■ Task prompt ■
Below is a listing; copy all of it exactly.

■ Task material ■
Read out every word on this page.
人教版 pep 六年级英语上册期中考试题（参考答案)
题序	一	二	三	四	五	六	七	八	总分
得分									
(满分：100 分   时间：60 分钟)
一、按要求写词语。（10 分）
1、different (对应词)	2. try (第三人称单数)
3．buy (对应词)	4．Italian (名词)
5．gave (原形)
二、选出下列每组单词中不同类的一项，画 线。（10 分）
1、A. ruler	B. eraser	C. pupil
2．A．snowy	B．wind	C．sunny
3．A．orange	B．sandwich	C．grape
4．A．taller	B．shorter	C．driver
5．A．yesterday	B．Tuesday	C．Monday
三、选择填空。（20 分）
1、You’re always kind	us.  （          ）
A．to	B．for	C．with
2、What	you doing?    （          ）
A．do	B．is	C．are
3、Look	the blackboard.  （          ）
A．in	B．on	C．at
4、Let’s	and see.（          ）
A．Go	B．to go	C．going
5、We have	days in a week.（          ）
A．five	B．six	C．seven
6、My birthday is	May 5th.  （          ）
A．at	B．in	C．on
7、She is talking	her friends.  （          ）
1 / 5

■ Answer to this exercise ■
Read out every word on this page.
人教版 pep 六年级英语上册期中考试题（参考答案)
题序	一	二	三	四	五	六	七	八	总分
得分									
(满分：100 分   时间：60 分钟)
一、按要求写词语。（10 分）
1、different (对应词)	2. try (第三人称单数)
3．buy (对应词)	4．Italian (名词)
5．gave (原形)
二、选出下列每组单词中不同类的一项，画 线。（10 分）
1、A. ruler	B. eraser	C. pupil
2．A．snowy	B．wind	C．sunny
3．A．orange	B．sandwich	C．grape
4．A．taller	B．shorter	C．driver
5．A．yesterday	B．Tuesday	C．Monday
三、选择填空。（20 分）
1、You’re always kind	us.  （          ）
A．to	B．for	C．with
2、What	you doing?    （          ）
A．do	B．is	C．are
3、Look	the blackboard.  （          ）
A．in	B．on	C．at
4、Let’s	and see.（          ）
A．Go	B．to go	C．going
5、We have	days in a week.（          ）
A．five	B．six	C．seven
6、My birthday is	May 5th.  （          ）
A．at	B．in	C．on
7、She is talking	her friends.  （          ）
1 / 5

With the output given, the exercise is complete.